Instructions to follow ▸
Select from the records below every line that has the word "границ" in it.

[begin Extracted information]

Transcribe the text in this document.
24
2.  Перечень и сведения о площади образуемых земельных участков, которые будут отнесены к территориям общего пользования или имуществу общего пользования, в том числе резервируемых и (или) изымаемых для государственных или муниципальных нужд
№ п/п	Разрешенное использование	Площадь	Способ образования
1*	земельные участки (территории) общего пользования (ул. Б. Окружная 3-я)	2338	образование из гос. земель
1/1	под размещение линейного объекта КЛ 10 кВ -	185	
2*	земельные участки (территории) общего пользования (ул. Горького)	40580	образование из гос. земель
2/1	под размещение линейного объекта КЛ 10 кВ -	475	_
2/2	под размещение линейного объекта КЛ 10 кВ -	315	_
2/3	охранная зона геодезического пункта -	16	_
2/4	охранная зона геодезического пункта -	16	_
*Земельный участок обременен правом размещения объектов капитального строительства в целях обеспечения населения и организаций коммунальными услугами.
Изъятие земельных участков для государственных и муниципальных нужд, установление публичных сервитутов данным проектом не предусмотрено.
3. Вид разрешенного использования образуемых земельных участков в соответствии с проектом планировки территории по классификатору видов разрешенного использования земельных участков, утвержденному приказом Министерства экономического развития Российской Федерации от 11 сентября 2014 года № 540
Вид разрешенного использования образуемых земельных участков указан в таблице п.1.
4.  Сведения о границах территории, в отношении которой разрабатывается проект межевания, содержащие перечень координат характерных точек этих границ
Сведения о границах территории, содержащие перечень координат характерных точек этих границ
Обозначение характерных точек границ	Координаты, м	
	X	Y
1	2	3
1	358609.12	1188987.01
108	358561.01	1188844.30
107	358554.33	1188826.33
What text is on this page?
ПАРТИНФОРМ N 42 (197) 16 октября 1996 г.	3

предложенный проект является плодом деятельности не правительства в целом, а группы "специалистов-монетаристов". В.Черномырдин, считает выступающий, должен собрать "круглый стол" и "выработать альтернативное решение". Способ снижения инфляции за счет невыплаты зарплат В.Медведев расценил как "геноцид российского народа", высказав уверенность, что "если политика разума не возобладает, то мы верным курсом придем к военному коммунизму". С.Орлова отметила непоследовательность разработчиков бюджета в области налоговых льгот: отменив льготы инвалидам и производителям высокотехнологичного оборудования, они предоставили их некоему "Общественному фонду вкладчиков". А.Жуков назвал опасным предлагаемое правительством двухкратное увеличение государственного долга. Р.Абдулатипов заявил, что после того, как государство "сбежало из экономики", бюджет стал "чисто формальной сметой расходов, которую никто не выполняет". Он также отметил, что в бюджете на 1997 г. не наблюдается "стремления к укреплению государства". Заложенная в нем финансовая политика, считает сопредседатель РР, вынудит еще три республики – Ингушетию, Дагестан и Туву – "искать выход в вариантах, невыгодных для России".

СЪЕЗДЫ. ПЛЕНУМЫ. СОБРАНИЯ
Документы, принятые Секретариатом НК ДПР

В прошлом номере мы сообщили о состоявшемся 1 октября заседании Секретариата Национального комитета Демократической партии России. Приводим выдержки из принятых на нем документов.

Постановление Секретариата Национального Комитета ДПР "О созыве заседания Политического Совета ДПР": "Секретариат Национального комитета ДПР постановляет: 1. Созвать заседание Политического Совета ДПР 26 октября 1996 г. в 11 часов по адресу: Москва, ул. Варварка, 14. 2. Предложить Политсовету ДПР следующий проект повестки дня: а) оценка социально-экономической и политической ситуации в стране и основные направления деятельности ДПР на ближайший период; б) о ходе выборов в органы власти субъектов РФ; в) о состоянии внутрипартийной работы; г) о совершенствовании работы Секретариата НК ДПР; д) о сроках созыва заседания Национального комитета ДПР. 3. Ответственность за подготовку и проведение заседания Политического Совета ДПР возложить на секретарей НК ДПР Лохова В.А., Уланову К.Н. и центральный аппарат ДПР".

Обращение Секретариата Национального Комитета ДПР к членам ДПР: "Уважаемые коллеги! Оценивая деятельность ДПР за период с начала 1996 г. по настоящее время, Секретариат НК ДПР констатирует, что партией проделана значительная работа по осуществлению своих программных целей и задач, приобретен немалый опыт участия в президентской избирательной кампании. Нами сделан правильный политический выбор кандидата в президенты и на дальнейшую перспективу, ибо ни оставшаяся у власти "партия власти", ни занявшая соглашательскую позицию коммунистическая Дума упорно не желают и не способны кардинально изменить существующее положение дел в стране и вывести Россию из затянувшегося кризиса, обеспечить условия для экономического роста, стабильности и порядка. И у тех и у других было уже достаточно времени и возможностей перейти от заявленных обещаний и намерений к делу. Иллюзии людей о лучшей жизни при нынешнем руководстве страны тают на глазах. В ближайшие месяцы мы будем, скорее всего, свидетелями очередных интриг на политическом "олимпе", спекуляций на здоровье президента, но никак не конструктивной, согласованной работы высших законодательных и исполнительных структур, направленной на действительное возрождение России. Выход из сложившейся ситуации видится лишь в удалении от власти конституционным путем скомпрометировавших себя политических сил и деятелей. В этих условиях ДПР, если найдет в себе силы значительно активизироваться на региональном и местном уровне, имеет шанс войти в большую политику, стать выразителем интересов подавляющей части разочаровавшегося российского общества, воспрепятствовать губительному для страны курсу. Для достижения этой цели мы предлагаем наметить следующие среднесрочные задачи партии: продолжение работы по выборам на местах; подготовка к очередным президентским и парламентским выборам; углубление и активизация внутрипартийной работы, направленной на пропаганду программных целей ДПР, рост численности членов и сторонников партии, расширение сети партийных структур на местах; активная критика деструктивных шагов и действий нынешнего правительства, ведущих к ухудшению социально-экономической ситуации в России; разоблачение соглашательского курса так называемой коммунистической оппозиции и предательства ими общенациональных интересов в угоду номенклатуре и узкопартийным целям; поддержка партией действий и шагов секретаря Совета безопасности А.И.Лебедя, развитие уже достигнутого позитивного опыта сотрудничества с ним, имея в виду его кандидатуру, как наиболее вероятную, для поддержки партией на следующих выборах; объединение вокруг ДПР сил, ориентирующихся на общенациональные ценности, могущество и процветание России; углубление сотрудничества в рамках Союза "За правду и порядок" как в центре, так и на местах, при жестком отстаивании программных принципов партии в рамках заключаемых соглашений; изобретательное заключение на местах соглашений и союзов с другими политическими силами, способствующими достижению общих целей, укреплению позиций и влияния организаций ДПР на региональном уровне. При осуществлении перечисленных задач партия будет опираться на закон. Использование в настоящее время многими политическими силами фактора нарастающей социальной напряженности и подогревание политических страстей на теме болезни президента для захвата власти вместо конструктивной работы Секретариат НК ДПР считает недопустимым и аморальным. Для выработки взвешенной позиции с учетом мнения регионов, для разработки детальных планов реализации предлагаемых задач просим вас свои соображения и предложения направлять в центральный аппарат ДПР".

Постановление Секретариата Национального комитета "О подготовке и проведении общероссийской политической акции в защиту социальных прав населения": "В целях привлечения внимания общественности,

[end Extracted information]

Reply to the exercise ▸
4.  Сведения о границах территории, в отношении которой разрабатывается проект межевания, содержащие перечень координат характерных точек этих границ
Сведения о границах территории, содержащие перечень координат характерных точек этих границ
Обозначение характерных точек границ	Координаты, м	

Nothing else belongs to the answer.